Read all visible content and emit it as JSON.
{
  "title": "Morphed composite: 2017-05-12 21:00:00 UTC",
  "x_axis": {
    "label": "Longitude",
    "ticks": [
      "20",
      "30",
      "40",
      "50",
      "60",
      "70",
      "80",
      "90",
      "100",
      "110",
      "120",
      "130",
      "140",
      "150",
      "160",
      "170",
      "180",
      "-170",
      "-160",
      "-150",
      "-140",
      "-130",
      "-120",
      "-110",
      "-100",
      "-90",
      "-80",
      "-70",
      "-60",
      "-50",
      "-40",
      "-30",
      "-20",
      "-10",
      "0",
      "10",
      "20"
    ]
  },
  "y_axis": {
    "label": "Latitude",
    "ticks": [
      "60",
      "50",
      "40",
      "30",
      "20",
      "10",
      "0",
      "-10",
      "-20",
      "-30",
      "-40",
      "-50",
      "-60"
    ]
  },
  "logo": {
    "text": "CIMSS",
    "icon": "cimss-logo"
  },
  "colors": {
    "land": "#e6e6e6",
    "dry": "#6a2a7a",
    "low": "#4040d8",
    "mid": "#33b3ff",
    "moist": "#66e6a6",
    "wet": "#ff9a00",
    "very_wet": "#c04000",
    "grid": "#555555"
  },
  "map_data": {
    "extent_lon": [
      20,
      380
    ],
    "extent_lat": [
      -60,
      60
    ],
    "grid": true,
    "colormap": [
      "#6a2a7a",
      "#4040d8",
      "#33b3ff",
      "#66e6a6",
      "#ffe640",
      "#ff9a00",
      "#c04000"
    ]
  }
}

★ ★ ★ ★ ★ ★ ★

What you have to do:
Recopy all the lines exactly as they appear.

Response to this exercise:
Read all visible content and emit it as JSON.
{
  "title": "Morphed composite: 2017-05-12 21:00:00 UTC",
  "x_axis": {
    "label": "Longitude",
    "ticks": [
      "20",
      "30",
      "40",
      "50",
      "60",
      "70",
      "80",
      "90",
      "100",
      "110",
      "120",
      "130",
      "140",
      "150",
      "160",
      "170",
      "180",
      "-170",
      "-160",
      "-150",
      "-140",
      "-130",
      "-120",
      "-110",
      "-100",
      "-90",
      "-80",
      "-70",
      "-60",
      "-50",
      "-40",
      "-30",
      "-20",
      "-10",
      "0",
      "10",
      "20"
    ]
  },
  "y_axis": {
    "label": "Latitude",
    "ticks": [
      "60",
      "50",
      "40",
      "30",
      "20",
      "10",
      "0",
      "-10",
      "-20",
      "-30",
      "-40",
      "-50",
      "-60"
    ]
  },
  "logo": {
    "text": "CIMSS",
    "icon": "cimss-logo"
  },
  "colors": {
    "land": "#e6e6e6",
    "dry": "#6a2a7a",
    "low": "#4040d8",
    "mid": "#33b3ff",
    "moist": "#66e6a6",
    "wet": "#ff9a00",
    "very_wet": "#c04000",
    "grid": "#555555"
  },
  "map_data": {
    "extent_lon": [
      20,
      380
    ],
    "extent_lat": [
      -60,
      60
    ],
    "grid": true,
    "colormap": [
      "#6a2a7a",
      "#4040d8",
      "#33b3ff",
      "#66e6a6",
      "#ffe640",
      "#ff9a00",
      "#c04000"
    ]
  }
}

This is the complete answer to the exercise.